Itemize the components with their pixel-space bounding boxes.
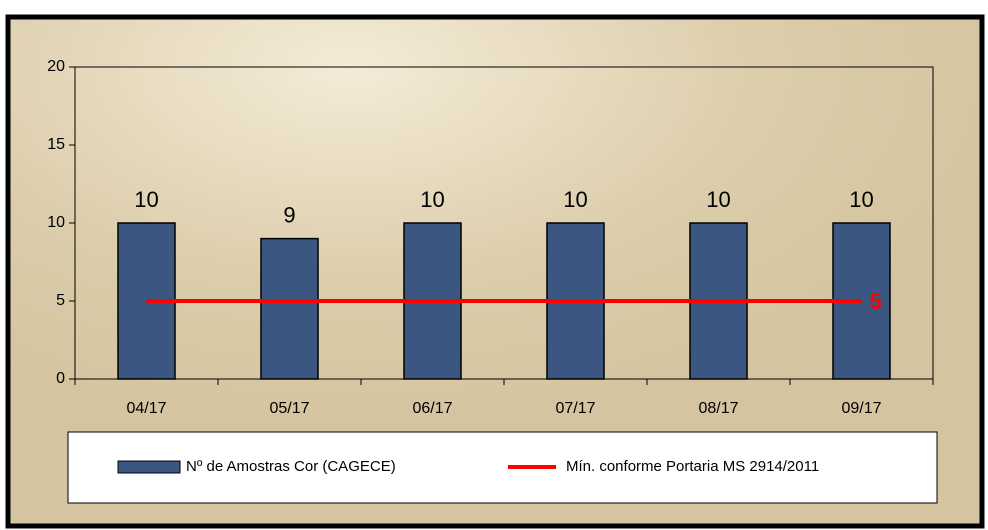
x-tick-label: 09/17 (841, 400, 881, 417)
x-tick-label: 05/17 (269, 400, 309, 417)
line-value-label: 5 (869, 289, 881, 314)
y-tick-label: 10 (47, 214, 65, 231)
legend-label: Nº de Amostras Cor (CAGECE) (186, 458, 396, 475)
bar (260, 237, 319, 380)
x-tick-label: 07/17 (555, 400, 595, 417)
legend-swatch (117, 460, 181, 474)
x-tick-label: 08/17 (698, 400, 738, 417)
y-tick-label: 5 (56, 292, 65, 309)
bar-value-label: 10 (420, 187, 444, 212)
bar-value-label: 10 (849, 187, 873, 212)
y-tick-label: 20 (47, 58, 65, 75)
x-tick-label: 04/17 (126, 400, 166, 417)
bar-value-label: 10 (134, 187, 158, 212)
bar-value-label: 10 (706, 187, 730, 212)
x-tick-label: 06/17 (412, 400, 452, 417)
y-tick-label: 15 (47, 136, 65, 153)
bar-value-label: 10 (563, 187, 587, 212)
y-tick-label: 0 (56, 370, 65, 387)
bar-value-label: 9 (283, 202, 295, 227)
legend-label: Mín. conforme Portaria MS 2914/2011 (566, 458, 819, 475)
legend (67, 431, 938, 504)
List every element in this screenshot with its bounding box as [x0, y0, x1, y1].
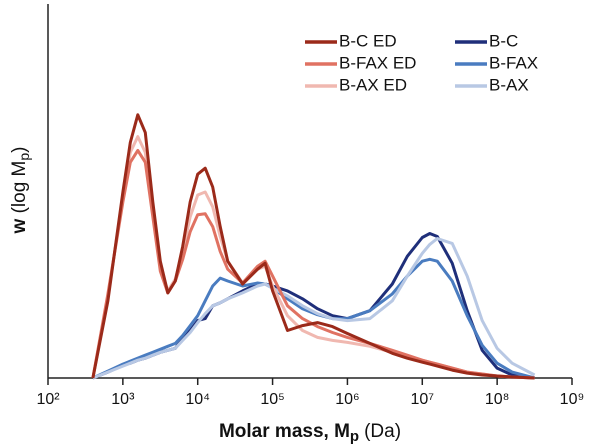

Problem to work on: Copy word for word the stretch of the records from the line containing "x-tick-label: 09/17 (841, 400, 881, 417)" through the end of the records, including both ends. Leave the pictures out.

Solution to the problem:
x-tick-label: 09/17 (841, 400, 881, 417)
x-tick-label: 05/17 (269, 400, 309, 417)
line-value-label: 5 (869, 289, 881, 314)
y-tick-label: 10 (47, 214, 65, 231)
legend-label: Nº de Amostras Cor (CAGECE) (186, 458, 396, 475)
bar (260, 237, 319, 380)
x-tick-label: 07/17 (555, 400, 595, 417)
legend-swatch (117, 460, 181, 474)
x-tick-label: 08/17 (698, 400, 738, 417)
y-tick-label: 5 (56, 292, 65, 309)
bar-value-label: 10 (420, 187, 444, 212)
bar-value-label: 10 (849, 187, 873, 212)
y-tick-label: 20 (47, 58, 65, 75)
x-tick-label: 04/17 (126, 400, 166, 417)
bar-value-label: 10 (134, 187, 158, 212)
bar-value-label: 10 (706, 187, 730, 212)
x-tick-label: 06/17 (412, 400, 452, 417)
y-tick-label: 15 (47, 136, 65, 153)
bar-value-label: 10 (563, 187, 587, 212)
y-tick-label: 0 (56, 370, 65, 387)
bar-value-label: 9 (283, 202, 295, 227)
legend-label: Mín. conforme Portaria MS 2914/2011 (566, 458, 819, 475)
legend (67, 431, 938, 504)
List every element in this screenshot with its bounding box as [x0, y0, x1, y1].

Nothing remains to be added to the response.